** BEGIN Given data **

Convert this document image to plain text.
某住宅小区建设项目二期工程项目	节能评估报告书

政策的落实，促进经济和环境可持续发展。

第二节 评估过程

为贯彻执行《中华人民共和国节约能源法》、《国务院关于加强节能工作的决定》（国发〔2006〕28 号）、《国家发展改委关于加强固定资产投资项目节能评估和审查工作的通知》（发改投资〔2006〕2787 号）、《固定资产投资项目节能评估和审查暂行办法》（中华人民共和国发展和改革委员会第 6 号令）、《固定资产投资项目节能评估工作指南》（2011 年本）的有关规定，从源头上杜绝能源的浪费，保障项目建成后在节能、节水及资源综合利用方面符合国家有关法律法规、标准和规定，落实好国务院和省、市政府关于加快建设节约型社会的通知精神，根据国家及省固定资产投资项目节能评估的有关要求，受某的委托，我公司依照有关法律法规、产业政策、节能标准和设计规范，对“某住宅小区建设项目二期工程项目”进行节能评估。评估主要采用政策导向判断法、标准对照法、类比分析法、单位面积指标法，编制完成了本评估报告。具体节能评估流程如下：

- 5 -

** END Given data **

What you have to do:
Return the whole listing exactly, with every line included.

Exercise result:
Convert this document image to plain text.
某住宅小区建设项目二期工程项目	节能评估报告书

政策的落实，促进经济和环境可持续发展。

第二节 评估过程

为贯彻执行《中华人民共和国节约能源法》、《国务院关于加强节能工作的决定》（国发〔2006〕28 号）、《国家发展改委关于加强固定资产投资项目节能评估和审查工作的通知》（发改投资〔2006〕2787 号）、《固定资产投资项目节能评估和审查暂行办法》（中华人民共和国发展和改革委员会第 6 号令）、《固定资产投资项目节能评估工作指南》（2011 年本）的有关规定，从源头上杜绝能源的浪费，保障项目建成后在节能、节水及资源综合利用方面符合国家有关法律法规、标准和规定，落实好国务院和省、市政府关于加快建设节约型社会的通知精神，根据国家及省固定资产投资项目节能评估的有关要求，受某的委托，我公司依照有关法律法规、产业政策、节能标准和设计规范，对“某住宅小区建设项目二期工程项目”进行节能评估。评估主要采用政策导向判断法、标准对照法、类比分析法、单位面积指标法，编制完成了本评估报告。具体节能评估流程如下：

- 5 -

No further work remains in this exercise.